• **Job**
Look below and pull out each line with the word "Reynolds".

begin Material shown

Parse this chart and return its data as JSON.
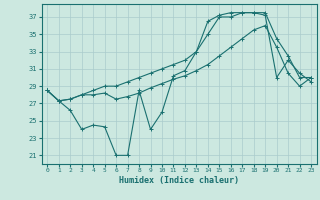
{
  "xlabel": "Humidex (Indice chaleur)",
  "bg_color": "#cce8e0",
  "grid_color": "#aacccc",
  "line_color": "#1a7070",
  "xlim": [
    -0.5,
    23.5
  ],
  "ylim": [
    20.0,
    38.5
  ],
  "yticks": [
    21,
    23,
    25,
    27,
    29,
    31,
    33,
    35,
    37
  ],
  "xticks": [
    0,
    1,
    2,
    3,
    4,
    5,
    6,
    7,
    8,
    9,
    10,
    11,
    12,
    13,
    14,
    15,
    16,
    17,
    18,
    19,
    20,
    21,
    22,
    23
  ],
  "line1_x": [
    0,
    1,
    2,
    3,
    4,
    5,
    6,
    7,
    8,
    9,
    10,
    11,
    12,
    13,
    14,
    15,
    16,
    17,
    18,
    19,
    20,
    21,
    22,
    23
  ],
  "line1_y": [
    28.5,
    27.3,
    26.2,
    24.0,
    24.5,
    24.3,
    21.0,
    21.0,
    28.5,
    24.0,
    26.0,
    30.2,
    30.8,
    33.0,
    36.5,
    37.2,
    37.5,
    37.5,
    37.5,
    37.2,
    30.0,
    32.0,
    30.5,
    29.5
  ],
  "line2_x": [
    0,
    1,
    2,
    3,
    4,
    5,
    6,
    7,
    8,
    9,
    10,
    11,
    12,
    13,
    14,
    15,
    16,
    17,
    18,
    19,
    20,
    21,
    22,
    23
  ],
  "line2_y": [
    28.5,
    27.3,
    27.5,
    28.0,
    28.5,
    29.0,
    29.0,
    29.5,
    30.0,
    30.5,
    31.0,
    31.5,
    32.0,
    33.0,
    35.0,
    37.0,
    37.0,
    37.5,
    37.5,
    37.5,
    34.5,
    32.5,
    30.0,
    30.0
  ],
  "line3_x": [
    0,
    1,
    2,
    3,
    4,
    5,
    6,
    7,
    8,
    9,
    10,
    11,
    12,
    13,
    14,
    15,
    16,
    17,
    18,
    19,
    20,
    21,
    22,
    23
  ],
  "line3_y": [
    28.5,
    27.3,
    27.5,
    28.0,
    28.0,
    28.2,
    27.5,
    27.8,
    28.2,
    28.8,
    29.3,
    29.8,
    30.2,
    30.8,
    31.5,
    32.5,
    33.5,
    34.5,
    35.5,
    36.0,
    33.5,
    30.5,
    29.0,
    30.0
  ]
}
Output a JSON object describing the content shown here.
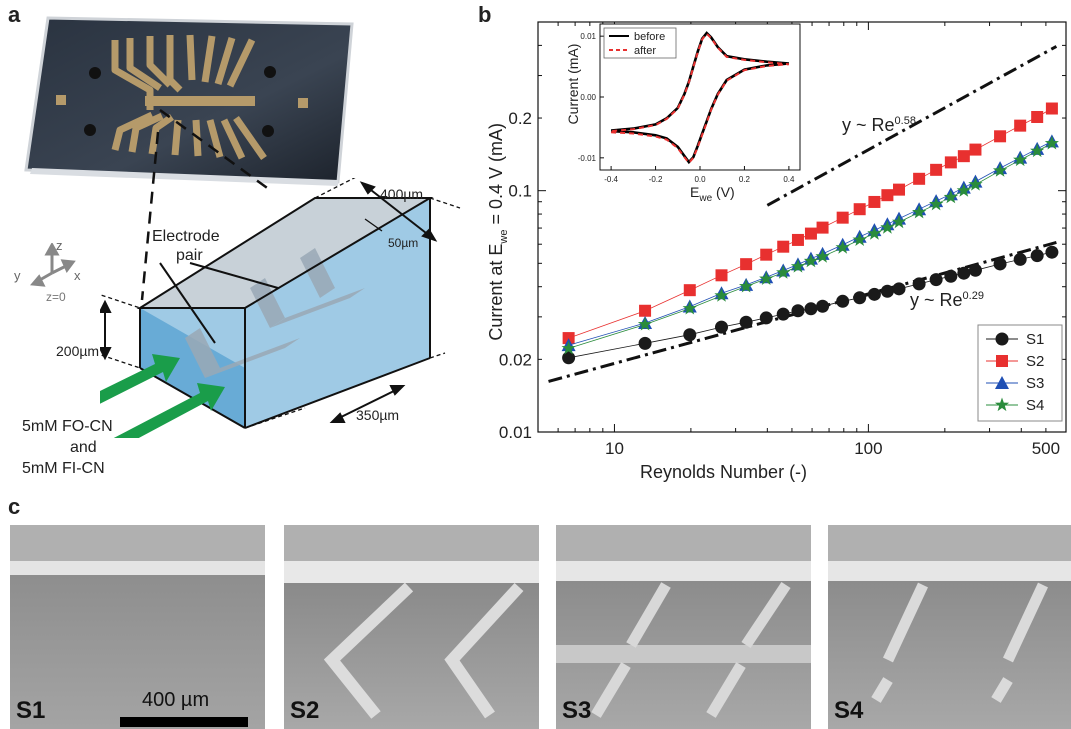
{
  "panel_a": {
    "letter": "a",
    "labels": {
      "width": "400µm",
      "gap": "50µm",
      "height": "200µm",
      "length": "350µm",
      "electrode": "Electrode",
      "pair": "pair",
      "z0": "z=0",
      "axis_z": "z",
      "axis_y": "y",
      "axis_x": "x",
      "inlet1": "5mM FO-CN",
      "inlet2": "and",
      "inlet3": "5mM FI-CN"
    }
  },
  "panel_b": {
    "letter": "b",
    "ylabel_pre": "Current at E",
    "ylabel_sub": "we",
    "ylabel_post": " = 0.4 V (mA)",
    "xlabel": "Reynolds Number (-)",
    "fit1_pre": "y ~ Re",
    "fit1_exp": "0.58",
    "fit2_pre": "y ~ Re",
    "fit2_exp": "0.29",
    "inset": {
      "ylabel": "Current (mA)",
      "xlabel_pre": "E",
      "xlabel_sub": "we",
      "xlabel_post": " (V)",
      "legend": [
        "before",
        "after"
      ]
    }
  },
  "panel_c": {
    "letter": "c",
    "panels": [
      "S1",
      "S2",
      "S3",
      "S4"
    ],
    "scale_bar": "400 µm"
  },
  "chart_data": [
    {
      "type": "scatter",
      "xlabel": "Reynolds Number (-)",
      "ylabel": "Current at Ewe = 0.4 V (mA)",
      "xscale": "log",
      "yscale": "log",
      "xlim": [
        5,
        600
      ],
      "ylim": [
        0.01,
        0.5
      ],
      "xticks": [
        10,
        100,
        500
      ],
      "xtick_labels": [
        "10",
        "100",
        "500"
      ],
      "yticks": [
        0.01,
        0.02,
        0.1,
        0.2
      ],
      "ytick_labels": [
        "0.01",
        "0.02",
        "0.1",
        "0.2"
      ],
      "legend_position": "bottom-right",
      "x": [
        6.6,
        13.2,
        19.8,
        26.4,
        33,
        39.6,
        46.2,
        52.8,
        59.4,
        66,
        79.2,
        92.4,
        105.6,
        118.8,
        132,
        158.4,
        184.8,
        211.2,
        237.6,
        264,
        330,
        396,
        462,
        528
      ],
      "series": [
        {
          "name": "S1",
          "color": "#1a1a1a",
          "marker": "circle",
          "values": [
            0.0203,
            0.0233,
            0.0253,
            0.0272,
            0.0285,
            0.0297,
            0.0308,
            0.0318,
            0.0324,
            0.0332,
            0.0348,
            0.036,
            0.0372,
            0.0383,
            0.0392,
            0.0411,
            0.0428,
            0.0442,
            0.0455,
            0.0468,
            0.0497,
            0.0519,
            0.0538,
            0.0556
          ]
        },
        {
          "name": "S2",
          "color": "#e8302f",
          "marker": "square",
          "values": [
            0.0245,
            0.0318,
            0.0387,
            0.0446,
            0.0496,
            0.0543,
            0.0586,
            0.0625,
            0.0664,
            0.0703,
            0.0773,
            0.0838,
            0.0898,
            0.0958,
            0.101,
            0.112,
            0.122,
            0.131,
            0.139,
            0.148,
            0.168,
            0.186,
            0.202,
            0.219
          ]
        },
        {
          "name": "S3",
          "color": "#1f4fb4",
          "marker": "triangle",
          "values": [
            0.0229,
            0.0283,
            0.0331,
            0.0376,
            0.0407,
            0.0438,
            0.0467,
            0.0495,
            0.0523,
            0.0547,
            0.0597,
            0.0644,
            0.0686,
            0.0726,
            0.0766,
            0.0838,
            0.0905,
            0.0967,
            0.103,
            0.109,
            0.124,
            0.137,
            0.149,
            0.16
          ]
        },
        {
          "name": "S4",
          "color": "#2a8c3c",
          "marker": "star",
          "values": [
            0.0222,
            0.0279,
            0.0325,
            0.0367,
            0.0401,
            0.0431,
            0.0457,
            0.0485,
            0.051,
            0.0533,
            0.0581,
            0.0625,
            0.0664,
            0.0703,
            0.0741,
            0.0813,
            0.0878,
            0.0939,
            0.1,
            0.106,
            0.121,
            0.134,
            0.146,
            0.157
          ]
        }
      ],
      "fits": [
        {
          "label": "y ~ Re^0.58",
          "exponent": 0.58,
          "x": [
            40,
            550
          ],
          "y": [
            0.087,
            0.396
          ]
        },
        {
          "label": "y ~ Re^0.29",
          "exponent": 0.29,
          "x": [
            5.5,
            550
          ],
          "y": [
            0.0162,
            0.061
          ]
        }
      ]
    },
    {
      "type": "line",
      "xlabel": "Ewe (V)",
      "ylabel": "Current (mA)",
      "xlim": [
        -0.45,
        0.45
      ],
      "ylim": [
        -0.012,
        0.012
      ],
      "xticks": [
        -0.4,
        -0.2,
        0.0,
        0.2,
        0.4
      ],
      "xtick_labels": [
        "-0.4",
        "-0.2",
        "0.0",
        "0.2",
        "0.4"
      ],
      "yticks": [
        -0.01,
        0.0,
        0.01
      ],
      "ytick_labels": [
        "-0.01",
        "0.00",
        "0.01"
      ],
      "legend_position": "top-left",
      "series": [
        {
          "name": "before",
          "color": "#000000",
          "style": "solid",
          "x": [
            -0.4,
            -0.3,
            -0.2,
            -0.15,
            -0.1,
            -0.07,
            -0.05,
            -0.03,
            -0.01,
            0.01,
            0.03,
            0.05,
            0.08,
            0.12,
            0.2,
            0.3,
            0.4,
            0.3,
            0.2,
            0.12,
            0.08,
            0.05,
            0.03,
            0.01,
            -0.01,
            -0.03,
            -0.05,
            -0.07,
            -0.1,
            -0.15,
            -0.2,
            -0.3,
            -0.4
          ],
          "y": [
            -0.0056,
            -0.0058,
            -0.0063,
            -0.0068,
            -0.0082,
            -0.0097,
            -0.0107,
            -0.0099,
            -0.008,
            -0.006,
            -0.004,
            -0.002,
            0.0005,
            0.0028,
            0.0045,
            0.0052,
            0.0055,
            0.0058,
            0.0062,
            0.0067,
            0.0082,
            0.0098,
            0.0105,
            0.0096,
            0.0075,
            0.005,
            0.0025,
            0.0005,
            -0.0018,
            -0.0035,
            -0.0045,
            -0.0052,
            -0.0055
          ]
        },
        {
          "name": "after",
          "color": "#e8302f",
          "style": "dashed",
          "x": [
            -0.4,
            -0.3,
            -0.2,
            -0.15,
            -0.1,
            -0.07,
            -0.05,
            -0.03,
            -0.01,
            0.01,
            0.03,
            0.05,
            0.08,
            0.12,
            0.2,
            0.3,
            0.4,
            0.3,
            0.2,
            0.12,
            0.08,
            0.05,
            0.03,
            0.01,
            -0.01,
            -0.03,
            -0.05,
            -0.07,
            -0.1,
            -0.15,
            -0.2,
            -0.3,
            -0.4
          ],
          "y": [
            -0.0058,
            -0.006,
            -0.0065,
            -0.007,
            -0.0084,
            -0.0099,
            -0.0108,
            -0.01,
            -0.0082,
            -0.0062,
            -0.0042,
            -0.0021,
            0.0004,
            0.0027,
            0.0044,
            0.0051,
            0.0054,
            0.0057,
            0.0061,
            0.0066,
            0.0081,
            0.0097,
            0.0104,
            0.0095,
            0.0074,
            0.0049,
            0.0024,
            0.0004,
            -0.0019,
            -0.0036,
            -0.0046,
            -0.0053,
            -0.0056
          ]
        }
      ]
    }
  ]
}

end Material shown
begin Material shown

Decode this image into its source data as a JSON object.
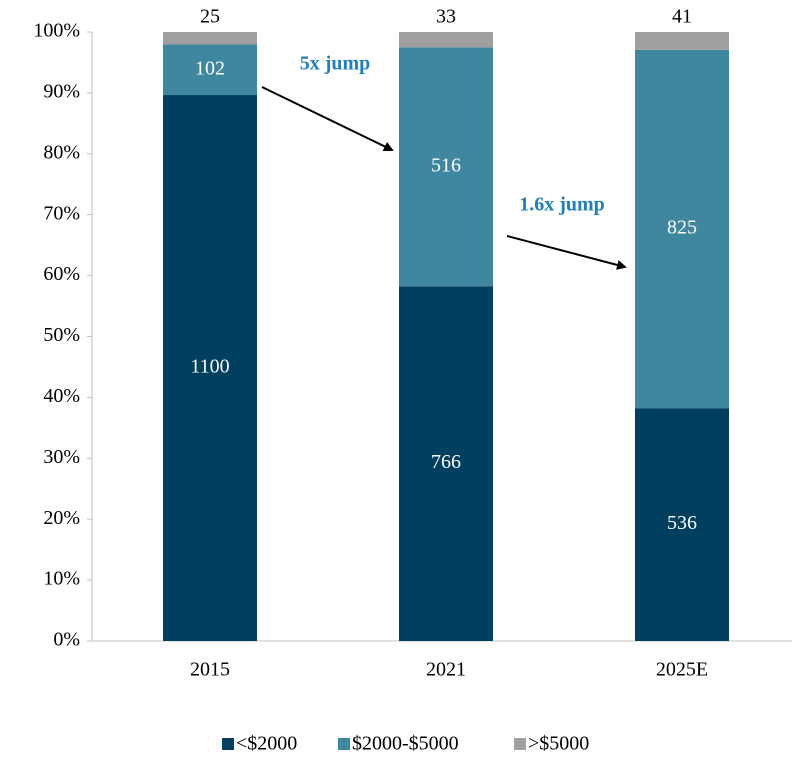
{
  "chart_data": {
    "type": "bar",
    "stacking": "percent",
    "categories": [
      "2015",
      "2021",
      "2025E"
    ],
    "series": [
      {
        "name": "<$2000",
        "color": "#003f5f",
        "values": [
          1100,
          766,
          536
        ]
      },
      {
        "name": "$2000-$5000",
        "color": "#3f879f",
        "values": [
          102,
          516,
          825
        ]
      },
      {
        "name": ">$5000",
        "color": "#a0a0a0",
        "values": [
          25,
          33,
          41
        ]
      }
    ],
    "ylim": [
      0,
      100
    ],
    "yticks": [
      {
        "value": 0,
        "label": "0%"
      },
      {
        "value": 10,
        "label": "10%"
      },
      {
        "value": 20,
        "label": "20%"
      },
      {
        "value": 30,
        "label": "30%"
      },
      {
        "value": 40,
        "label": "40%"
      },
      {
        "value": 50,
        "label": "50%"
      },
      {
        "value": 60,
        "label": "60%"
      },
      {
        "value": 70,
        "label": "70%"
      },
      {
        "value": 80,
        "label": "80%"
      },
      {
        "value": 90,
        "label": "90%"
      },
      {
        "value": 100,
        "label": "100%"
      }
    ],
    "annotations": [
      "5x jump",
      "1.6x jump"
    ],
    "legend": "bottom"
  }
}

end Material shown
begin Material shown

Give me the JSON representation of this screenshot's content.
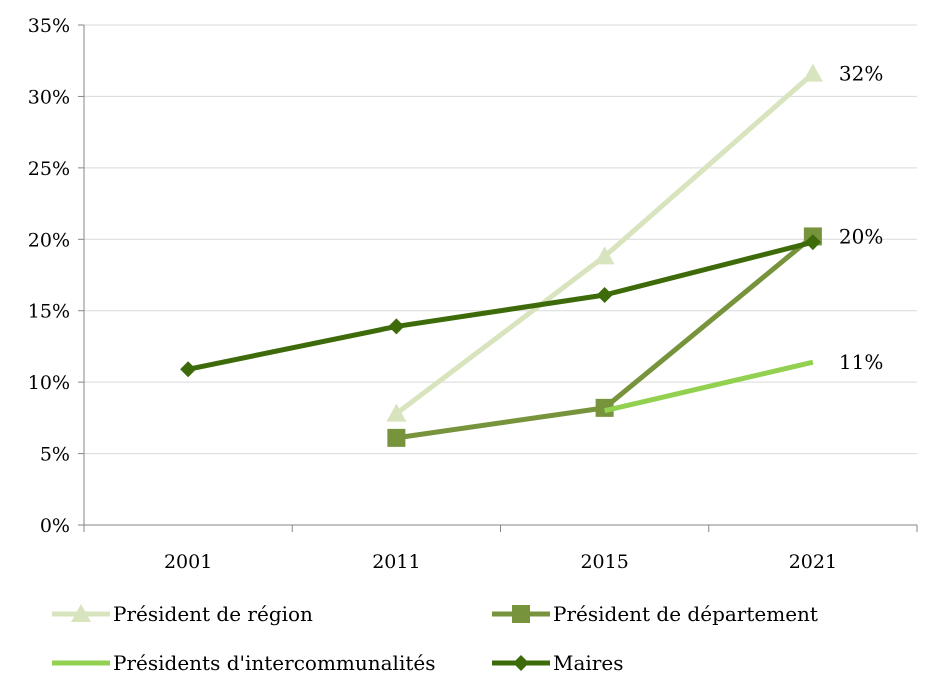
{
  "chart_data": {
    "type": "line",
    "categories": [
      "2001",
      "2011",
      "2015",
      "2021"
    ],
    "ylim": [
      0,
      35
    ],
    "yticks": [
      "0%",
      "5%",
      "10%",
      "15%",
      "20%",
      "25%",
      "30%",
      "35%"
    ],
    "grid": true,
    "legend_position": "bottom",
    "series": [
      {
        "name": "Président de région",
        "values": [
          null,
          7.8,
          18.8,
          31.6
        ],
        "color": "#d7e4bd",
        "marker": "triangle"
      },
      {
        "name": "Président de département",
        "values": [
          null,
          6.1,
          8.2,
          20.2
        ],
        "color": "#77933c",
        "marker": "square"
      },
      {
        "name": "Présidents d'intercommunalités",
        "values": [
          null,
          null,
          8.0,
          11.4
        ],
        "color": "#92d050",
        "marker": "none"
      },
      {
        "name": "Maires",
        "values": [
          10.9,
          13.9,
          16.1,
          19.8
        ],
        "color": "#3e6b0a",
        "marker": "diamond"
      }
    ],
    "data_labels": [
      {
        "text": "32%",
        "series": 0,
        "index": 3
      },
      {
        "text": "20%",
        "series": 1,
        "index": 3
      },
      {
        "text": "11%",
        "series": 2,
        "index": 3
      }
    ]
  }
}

end Material shown

• **Answer**
    "xlabel": "Reynolds Number (-)",
      "xlabel": "Reynolds Number (-)",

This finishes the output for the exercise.